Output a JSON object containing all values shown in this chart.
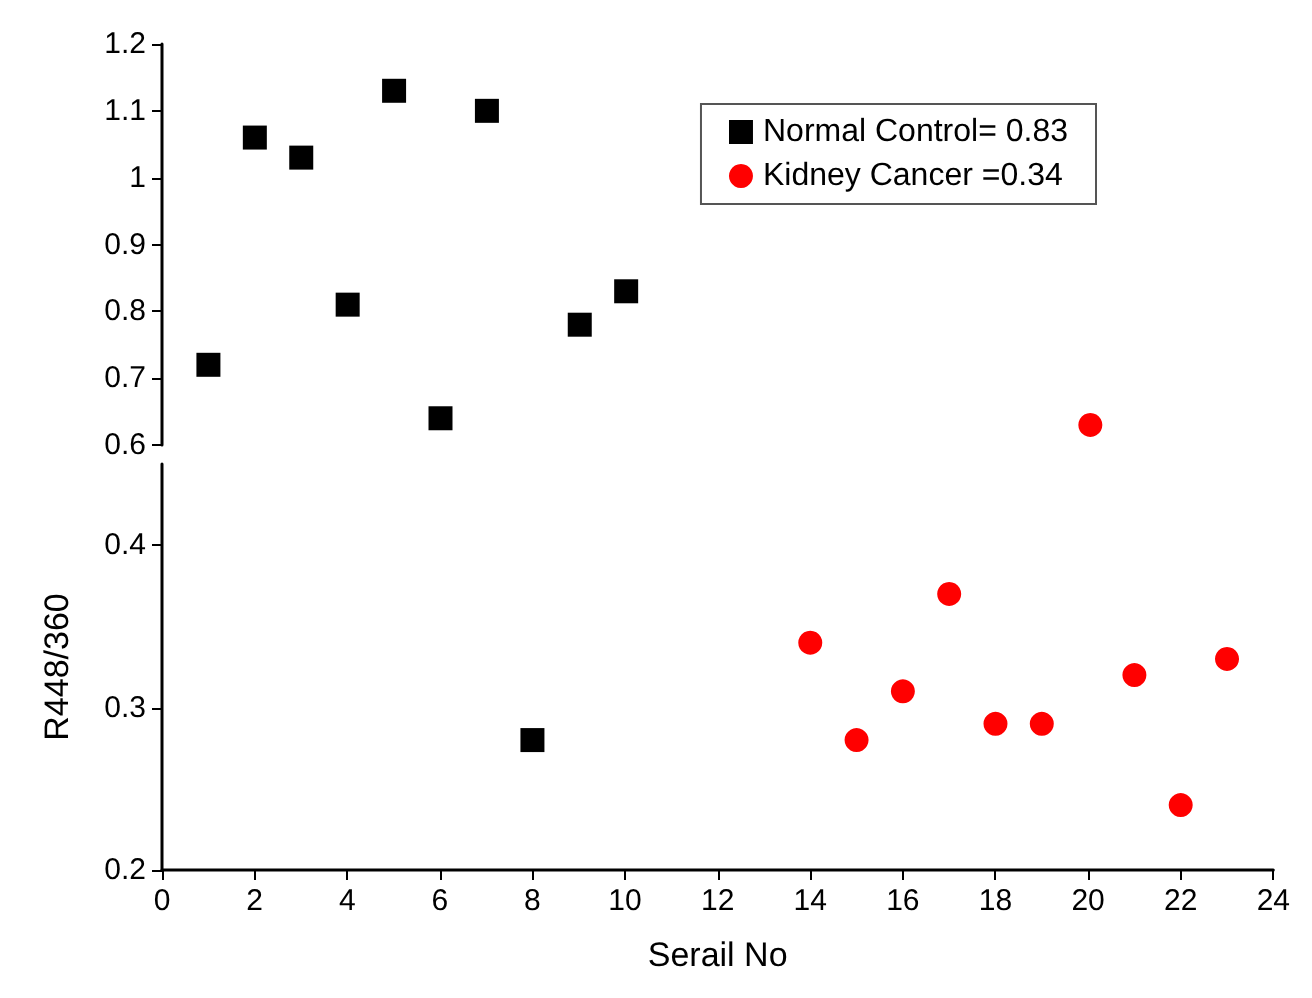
{
  "chart_data": [
    {
      "type": "scatter",
      "xlim": [
        0,
        24
      ],
      "ylim": [
        0.6,
        1.2
      ],
      "yticks": [
        0.6,
        0.7,
        0.8,
        0.9,
        1,
        1.1,
        1.2
      ],
      "tick_labels": "y",
      "legend": "top right",
      "grid": false,
      "series": [
        {
          "name": "Normal Control= 0.83",
          "color": "#000000",
          "marker": "square",
          "x": [
            1,
            2,
            3,
            4,
            5,
            6,
            7,
            9,
            10
          ],
          "values": [
            0.72,
            1.06,
            1.03,
            0.81,
            1.13,
            0.64,
            1.1,
            0.78,
            0.83
          ]
        },
        {
          "name": "Kidney Cancer =0.34",
          "color": "#ff0000",
          "marker": "circle",
          "x": [
            20
          ],
          "values": [
            0.63
          ]
        }
      ]
    },
    {
      "type": "scatter",
      "xlim": [
        0,
        24
      ],
      "xticks": [
        0,
        2,
        4,
        6,
        8,
        10,
        12,
        14,
        16,
        18,
        20,
        22,
        24
      ],
      "ylim": [
        0.2,
        0.45
      ],
      "yticks": [
        0.2,
        0.3,
        0.4
      ],
      "xlabel": "Serail No",
      "ylabel": "R448/360",
      "grid": false,
      "series": [
        {
          "color": "#000000",
          "marker": "square",
          "x": [
            8
          ],
          "values": [
            0.28
          ]
        },
        {
          "color": "#ff0000",
          "marker": "circle",
          "x": [
            14,
            15,
            16,
            17,
            18,
            19,
            21,
            22,
            23
          ],
          "values": [
            0.34,
            0.28,
            0.31,
            0.37,
            0.29,
            0.29,
            0.32,
            0.24,
            0.33
          ]
        }
      ]
    }
  ]
}
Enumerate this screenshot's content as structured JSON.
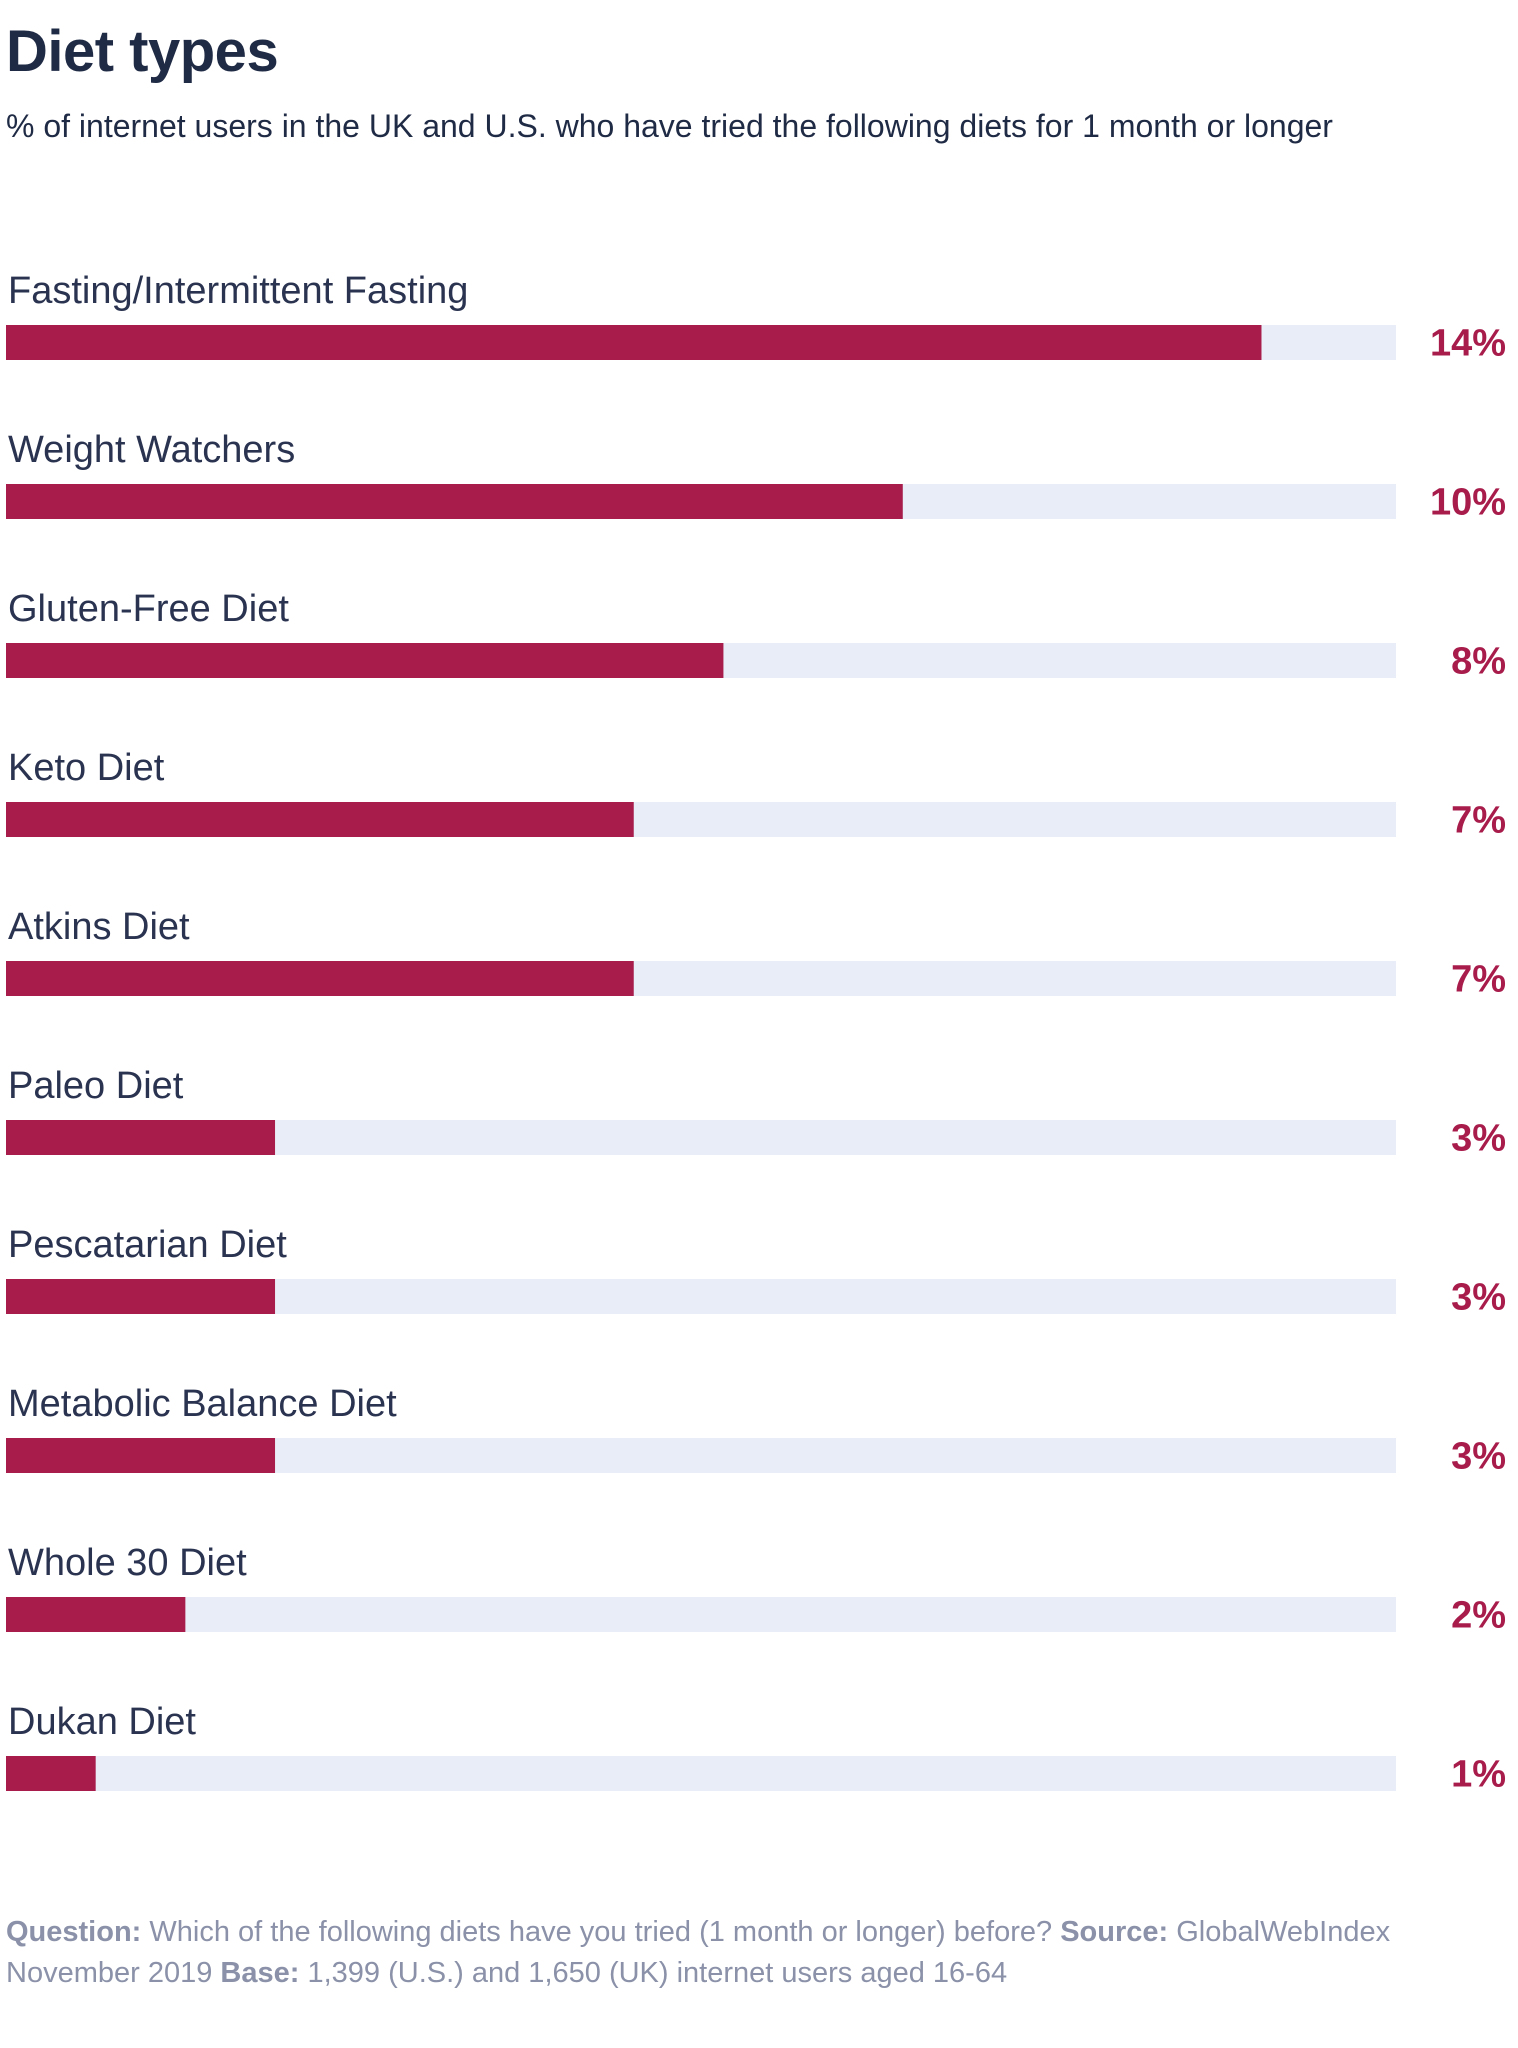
{
  "header": {
    "title": "Diet types",
    "subtitle": "% of internet users in the UK and U.S. who have tried the following diets for 1 month or longer"
  },
  "colors": {
    "bar": "#a81c4b",
    "track": "#e9edf7",
    "value_text": "#a81c4b",
    "label_text": "#2a3350"
  },
  "chart_data": {
    "type": "bar",
    "orientation": "horizontal",
    "title": "Diet types",
    "subtitle": "% of internet users in the UK and U.S. who have tried the following diets for 1 month or longer",
    "categories": [
      "Fasting/Intermittent Fasting",
      "Weight Watchers",
      "Gluten-Free Diet",
      "Keto Diet",
      "Atkins Diet",
      "Paleo Diet",
      "Pescatarian Diet",
      "Metabolic Balance Diet",
      "Whole 30 Diet",
      "Dukan Diet"
    ],
    "values": [
      14,
      10,
      8,
      7,
      7,
      3,
      3,
      3,
      2,
      1
    ],
    "value_labels": [
      "14%",
      "10%",
      "8%",
      "7%",
      "7%",
      "3%",
      "3%",
      "3%",
      "2%",
      "1%"
    ],
    "xlim": [
      0,
      15.5
    ],
    "xlabel": "",
    "ylabel": "",
    "grid": false
  },
  "footer": {
    "question_label": "Question:",
    "question_text": "Which of the following diets have you tried (1 month or longer) before?",
    "source_label": "Source:",
    "source_text": "GlobalWebIndex November 2019",
    "base_label": "Base:",
    "base_text": "1,399 (U.S.) and 1,650 (UK) internet users aged 16-64"
  }
}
___
Show the lines of the data that hold the word "this".

Output a JSON object containing all values shown in this chart.
Enumerate this screenshot's content as structured JSON.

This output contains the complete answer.